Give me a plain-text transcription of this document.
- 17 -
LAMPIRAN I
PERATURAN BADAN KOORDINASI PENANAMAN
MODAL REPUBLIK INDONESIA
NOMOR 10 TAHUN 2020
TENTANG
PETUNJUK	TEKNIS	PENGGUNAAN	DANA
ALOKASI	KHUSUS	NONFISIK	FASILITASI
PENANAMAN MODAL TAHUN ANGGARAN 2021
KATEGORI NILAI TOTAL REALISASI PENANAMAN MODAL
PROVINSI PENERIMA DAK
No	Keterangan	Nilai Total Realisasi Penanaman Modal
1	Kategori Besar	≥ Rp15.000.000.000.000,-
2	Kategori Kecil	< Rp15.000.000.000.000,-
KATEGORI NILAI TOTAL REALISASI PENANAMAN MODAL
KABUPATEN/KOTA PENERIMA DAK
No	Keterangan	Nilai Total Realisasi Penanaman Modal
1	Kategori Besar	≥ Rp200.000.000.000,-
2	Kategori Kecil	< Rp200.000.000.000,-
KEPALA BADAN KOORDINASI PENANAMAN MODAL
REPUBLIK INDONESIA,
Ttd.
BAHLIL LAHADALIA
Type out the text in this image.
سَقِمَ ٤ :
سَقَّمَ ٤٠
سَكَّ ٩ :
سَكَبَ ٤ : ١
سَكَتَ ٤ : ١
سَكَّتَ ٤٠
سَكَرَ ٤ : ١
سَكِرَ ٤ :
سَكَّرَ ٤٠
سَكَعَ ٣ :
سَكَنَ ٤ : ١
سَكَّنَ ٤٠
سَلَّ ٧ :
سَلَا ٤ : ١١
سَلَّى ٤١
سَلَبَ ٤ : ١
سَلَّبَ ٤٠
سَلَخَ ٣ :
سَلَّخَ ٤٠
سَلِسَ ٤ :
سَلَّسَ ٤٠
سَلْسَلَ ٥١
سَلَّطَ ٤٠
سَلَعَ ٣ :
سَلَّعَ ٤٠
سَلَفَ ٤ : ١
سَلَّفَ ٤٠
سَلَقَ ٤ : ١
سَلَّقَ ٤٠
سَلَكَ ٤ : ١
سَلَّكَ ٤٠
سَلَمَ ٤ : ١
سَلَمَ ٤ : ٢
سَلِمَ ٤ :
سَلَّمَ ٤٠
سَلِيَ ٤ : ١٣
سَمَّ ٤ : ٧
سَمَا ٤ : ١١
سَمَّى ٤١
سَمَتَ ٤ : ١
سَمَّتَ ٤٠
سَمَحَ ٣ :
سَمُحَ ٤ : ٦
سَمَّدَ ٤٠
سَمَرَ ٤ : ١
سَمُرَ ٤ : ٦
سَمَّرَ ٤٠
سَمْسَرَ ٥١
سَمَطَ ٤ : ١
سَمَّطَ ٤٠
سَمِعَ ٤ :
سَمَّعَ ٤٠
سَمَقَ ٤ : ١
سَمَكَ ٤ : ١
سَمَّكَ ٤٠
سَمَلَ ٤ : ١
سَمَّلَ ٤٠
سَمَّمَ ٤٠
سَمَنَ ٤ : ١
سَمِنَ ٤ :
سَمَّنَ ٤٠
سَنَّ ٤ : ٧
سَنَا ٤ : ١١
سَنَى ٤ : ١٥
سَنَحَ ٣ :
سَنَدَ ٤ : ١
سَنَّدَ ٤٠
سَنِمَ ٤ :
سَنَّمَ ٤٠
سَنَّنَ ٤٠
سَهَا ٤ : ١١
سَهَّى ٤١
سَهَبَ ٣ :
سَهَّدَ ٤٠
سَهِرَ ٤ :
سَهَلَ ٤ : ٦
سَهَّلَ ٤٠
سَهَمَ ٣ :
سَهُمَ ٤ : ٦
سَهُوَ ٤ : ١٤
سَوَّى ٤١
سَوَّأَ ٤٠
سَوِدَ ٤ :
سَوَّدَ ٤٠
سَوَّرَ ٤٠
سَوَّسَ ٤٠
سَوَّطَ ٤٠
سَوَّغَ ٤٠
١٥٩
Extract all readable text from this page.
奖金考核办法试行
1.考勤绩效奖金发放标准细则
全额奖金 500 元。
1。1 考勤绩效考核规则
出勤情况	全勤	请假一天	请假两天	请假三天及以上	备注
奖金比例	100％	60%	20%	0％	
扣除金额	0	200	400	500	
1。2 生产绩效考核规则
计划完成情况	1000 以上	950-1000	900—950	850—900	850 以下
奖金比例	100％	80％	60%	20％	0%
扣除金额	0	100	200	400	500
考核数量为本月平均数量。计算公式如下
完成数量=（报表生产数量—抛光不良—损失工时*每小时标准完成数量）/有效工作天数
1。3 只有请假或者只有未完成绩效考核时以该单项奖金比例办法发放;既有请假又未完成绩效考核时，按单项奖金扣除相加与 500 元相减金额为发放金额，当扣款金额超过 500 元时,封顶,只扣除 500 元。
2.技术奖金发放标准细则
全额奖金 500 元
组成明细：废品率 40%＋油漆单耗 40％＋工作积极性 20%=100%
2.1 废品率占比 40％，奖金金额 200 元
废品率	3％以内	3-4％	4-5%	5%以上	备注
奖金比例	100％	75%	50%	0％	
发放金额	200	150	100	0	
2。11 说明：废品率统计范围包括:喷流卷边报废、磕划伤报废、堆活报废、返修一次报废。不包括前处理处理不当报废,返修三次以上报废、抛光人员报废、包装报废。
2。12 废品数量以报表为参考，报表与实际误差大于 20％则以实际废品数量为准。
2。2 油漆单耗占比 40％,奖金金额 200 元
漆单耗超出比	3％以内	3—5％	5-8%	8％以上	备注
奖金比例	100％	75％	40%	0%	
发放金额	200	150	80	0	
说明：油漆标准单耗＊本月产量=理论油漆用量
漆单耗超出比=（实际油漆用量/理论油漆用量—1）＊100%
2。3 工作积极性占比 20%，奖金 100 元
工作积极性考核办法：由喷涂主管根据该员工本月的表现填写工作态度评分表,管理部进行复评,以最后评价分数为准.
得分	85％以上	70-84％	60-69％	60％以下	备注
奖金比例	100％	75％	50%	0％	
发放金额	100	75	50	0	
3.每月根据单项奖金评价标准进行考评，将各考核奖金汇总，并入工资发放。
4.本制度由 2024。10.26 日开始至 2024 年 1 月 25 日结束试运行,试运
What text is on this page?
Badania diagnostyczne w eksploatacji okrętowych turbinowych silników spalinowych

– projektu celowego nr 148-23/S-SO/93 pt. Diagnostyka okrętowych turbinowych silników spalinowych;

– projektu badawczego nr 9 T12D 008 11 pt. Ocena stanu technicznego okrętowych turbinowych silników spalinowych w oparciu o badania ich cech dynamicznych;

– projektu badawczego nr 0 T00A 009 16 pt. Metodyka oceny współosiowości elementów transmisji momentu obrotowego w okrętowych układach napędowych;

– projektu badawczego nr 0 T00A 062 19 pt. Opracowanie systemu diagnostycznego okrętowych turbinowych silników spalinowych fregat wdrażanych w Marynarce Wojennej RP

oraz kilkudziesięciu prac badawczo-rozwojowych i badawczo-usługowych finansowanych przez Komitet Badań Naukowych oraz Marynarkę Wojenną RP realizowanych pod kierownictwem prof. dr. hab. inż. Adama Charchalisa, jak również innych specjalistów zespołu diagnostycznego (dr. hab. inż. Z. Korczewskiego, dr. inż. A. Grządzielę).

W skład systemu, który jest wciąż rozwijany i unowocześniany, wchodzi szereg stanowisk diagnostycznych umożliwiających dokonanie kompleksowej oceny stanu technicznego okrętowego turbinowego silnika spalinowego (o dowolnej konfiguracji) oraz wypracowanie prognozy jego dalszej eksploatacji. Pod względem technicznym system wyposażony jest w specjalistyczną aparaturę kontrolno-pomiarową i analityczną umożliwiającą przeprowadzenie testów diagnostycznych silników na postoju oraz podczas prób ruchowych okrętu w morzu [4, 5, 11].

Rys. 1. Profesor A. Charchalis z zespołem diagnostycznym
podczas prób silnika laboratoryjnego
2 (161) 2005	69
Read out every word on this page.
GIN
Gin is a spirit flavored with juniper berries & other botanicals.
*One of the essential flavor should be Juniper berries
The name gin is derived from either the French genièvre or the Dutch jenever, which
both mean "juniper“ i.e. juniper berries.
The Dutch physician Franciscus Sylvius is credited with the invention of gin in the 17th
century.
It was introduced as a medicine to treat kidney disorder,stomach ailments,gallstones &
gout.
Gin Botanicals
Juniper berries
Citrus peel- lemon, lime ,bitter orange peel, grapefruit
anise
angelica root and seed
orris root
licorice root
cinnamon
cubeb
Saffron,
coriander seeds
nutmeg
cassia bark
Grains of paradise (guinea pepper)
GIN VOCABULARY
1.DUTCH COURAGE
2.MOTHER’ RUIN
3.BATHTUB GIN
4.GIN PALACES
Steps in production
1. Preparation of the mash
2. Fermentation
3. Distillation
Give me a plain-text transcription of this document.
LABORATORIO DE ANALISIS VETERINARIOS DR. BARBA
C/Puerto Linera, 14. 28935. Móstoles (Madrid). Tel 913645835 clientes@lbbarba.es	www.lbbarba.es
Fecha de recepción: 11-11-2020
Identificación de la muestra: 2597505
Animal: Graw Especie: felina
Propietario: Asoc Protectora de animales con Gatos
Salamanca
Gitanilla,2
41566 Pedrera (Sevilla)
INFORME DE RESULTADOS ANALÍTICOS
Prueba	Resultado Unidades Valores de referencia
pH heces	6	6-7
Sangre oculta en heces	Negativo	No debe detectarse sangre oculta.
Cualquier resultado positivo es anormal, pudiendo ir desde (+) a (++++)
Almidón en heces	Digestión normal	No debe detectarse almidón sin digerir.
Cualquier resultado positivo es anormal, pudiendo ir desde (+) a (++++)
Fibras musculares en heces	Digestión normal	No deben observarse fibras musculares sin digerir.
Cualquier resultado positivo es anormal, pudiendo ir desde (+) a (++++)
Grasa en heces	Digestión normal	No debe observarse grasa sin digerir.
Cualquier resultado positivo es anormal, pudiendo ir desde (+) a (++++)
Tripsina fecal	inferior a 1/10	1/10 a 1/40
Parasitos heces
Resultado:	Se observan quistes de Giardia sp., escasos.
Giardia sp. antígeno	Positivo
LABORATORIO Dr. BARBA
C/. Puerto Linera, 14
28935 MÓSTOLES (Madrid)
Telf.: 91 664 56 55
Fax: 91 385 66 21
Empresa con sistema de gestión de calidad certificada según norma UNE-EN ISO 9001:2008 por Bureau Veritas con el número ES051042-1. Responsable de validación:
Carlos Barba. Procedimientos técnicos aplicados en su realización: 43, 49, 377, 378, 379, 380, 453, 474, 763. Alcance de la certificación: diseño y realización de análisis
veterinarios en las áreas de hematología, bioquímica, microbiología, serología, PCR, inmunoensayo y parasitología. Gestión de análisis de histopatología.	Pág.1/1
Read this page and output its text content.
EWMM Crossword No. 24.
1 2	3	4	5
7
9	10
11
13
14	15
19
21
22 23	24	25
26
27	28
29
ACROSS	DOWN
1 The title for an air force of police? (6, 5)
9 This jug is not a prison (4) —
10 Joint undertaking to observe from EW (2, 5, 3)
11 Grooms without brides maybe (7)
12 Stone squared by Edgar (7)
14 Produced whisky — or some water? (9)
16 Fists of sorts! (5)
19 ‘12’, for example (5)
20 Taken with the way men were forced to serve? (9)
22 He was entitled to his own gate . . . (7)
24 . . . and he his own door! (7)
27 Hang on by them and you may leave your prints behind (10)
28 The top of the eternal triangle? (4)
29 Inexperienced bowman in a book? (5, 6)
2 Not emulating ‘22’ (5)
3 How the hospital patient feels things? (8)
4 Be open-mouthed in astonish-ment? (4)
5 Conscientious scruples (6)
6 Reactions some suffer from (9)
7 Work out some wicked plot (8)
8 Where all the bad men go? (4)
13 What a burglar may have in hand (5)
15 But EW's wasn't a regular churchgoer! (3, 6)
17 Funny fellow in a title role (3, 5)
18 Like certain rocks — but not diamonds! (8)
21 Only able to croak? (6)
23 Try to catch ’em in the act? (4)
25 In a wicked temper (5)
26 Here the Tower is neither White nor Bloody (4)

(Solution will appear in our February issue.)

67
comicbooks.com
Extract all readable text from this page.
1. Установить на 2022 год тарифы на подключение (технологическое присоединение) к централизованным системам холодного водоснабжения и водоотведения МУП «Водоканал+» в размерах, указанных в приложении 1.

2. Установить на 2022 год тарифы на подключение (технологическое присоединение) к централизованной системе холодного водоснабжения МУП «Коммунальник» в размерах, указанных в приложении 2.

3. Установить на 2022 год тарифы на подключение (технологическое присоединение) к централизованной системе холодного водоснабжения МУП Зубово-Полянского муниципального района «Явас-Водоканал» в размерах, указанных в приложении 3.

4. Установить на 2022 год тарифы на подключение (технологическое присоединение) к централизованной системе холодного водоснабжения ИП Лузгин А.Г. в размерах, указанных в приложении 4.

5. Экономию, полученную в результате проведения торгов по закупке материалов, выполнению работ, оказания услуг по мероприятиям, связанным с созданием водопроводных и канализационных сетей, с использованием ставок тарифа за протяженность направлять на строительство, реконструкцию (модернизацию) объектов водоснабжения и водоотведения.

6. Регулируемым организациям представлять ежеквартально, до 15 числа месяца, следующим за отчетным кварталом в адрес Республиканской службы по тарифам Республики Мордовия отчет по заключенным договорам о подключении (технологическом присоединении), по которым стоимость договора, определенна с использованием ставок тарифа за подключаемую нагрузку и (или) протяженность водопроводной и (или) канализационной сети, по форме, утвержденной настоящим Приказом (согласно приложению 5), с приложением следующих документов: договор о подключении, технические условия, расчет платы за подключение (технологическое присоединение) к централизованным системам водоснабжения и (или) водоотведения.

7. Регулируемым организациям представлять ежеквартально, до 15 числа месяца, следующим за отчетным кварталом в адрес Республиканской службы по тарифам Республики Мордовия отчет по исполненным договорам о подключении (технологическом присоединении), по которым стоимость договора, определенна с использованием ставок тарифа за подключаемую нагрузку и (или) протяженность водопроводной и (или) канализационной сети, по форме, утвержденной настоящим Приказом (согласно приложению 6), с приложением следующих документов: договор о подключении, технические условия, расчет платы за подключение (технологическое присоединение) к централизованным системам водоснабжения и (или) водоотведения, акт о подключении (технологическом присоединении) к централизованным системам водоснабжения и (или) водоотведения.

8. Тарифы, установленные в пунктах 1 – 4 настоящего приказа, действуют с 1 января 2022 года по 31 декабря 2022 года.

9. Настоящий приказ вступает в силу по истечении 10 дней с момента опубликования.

· · · · · · ·

» Challenge: Out of the material above, select every line that holds the string "spalinowych".

» Full solution:
Badania diagnostyczne w eksploatacji okrętowych turbinowych silników spalinowych
– projektu celowego nr 148-23/S-SO/93 pt. Diagnostyka okrętowych turbinowych silników spalinowych;
– projektu badawczego nr 9 T12D 008 11 pt. Ocena stanu technicznego okrętowych turbinowych silników spalinowych w oparciu o badania ich cech dynamicznych;
– projektu badawczego nr 0 T00A 062 19 pt. Opracowanie systemu diagnostycznego okrętowych turbinowych silników spalinowych fregat wdrażanych w Marynarce Wojennej RP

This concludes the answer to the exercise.